**TASK REQUIREMENTS:** Collect every line in the entries below that contains the string "before", copying each one in full.

**DATASET RECORDS:**

= = = = = = =

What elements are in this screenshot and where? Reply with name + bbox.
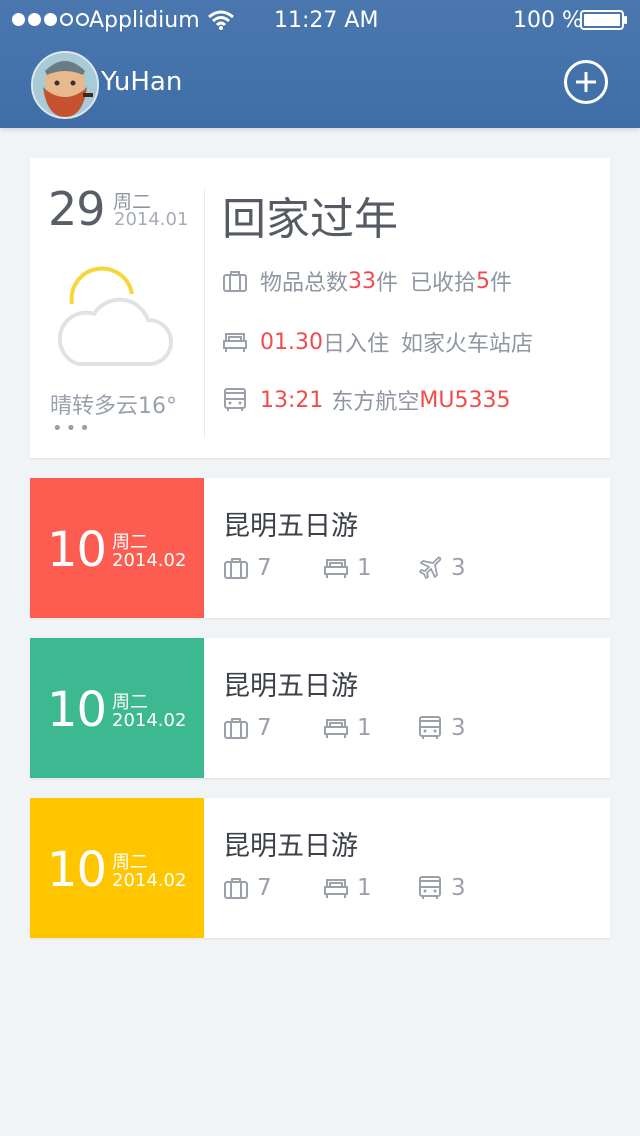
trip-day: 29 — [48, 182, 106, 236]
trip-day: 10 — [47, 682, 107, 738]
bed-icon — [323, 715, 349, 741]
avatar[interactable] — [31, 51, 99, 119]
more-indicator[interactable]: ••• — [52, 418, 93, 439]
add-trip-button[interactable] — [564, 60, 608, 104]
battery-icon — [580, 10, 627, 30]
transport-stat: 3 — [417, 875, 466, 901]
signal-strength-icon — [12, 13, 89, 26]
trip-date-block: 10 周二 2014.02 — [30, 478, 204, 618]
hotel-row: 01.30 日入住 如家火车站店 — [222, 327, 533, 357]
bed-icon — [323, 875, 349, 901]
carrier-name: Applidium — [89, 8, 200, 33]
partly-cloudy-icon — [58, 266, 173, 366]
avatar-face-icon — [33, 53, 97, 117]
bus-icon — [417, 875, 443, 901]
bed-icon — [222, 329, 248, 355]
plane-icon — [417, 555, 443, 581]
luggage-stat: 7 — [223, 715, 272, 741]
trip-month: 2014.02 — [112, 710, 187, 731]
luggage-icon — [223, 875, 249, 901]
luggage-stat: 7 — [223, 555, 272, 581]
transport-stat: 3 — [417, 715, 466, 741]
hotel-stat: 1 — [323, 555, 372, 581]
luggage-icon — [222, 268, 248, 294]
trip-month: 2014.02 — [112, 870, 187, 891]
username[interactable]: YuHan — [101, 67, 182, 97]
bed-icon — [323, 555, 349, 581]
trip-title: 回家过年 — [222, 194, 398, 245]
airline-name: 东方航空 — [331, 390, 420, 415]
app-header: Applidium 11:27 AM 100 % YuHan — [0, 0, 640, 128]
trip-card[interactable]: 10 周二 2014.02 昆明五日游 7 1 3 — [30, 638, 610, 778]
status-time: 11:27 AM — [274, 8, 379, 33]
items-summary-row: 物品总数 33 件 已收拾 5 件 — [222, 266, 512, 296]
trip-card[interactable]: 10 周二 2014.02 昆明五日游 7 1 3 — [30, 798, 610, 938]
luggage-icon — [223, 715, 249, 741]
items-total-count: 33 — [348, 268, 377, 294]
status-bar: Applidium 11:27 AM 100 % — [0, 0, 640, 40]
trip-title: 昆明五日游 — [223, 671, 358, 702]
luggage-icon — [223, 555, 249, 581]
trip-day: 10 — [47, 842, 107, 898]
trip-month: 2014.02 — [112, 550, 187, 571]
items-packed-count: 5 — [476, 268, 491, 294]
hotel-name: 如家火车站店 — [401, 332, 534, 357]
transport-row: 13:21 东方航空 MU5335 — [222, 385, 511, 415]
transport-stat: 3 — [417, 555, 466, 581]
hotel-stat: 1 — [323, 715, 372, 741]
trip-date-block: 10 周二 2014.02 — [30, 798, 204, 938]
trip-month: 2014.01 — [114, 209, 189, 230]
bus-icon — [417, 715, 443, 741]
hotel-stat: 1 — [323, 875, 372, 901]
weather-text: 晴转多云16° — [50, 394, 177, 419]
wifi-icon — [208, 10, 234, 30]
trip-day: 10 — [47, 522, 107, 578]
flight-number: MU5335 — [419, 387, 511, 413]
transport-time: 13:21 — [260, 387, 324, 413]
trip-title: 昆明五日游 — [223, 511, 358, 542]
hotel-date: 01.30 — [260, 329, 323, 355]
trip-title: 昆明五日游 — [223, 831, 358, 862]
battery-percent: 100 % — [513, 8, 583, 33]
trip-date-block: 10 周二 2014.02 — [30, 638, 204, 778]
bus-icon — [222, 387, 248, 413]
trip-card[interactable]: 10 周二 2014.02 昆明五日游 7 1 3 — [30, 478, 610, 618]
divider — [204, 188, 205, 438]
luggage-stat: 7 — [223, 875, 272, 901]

= = = = = = =

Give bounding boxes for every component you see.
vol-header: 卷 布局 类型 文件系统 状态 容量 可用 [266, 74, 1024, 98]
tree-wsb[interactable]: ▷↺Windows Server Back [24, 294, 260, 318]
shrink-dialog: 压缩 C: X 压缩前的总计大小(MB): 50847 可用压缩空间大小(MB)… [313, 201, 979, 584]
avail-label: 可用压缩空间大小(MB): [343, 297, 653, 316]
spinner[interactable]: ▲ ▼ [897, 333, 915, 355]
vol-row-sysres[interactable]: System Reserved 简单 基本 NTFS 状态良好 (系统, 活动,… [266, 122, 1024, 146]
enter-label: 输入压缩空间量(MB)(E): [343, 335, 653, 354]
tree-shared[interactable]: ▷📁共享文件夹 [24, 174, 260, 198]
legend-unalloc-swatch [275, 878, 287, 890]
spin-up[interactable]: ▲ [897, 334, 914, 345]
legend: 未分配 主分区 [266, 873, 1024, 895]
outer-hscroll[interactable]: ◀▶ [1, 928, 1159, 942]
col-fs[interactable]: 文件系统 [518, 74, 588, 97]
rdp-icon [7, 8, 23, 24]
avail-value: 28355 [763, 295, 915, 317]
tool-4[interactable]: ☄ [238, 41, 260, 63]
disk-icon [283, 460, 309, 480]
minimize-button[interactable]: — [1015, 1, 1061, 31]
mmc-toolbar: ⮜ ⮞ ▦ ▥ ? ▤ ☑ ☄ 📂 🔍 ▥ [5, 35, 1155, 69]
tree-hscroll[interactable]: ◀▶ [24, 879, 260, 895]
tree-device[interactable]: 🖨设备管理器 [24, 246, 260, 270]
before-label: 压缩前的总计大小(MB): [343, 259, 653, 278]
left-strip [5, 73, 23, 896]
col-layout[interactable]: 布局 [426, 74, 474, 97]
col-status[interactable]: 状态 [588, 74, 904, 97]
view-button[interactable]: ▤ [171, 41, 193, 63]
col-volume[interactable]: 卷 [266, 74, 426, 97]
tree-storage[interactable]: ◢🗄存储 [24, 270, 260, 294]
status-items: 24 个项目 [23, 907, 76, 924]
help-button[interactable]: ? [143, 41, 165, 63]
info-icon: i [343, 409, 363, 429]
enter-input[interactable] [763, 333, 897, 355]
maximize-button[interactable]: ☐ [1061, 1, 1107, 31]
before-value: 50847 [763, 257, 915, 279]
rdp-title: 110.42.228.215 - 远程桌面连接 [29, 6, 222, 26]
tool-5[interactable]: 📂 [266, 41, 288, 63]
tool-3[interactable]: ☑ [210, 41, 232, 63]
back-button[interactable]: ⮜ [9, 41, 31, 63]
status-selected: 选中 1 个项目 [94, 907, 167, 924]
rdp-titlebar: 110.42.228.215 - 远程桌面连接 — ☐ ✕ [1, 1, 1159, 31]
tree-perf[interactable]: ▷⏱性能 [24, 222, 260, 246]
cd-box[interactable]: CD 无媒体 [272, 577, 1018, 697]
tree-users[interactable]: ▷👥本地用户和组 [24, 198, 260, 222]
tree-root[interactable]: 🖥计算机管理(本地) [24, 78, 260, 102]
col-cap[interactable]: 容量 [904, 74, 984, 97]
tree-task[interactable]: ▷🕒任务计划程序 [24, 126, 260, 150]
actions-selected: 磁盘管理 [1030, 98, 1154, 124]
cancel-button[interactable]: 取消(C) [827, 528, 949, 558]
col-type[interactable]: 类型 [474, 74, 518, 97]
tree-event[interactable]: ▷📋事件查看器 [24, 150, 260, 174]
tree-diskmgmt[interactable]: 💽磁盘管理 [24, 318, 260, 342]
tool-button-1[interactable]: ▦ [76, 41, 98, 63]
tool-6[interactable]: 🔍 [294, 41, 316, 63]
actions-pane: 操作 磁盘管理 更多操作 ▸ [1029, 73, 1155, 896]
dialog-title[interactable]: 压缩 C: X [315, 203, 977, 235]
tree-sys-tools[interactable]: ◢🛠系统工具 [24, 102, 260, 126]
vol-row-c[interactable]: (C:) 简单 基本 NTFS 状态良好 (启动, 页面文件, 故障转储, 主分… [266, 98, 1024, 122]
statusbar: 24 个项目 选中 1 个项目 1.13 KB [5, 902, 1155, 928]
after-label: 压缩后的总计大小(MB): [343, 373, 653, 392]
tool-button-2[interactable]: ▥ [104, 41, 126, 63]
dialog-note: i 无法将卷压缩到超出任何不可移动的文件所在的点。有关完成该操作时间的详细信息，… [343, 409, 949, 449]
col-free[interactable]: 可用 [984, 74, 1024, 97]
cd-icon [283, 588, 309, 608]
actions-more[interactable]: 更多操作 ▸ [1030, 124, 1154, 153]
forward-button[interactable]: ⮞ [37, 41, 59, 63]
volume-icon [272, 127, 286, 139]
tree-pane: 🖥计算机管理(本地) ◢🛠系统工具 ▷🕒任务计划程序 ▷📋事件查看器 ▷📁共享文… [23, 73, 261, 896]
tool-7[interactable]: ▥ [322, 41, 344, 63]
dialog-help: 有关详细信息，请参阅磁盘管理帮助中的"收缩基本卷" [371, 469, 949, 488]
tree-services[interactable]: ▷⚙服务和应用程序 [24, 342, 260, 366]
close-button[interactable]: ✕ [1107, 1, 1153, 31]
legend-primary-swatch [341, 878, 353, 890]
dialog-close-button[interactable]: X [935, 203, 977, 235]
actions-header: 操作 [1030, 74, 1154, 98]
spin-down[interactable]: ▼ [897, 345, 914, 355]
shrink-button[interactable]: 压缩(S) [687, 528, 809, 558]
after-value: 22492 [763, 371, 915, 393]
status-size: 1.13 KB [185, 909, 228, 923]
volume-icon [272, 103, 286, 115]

= = = = = = =

**CORRECT RESULT:**
before-label: 压缩前的总计大小(MB): [343, 259, 653, 278]
before-value: 50847 [763, 257, 915, 279]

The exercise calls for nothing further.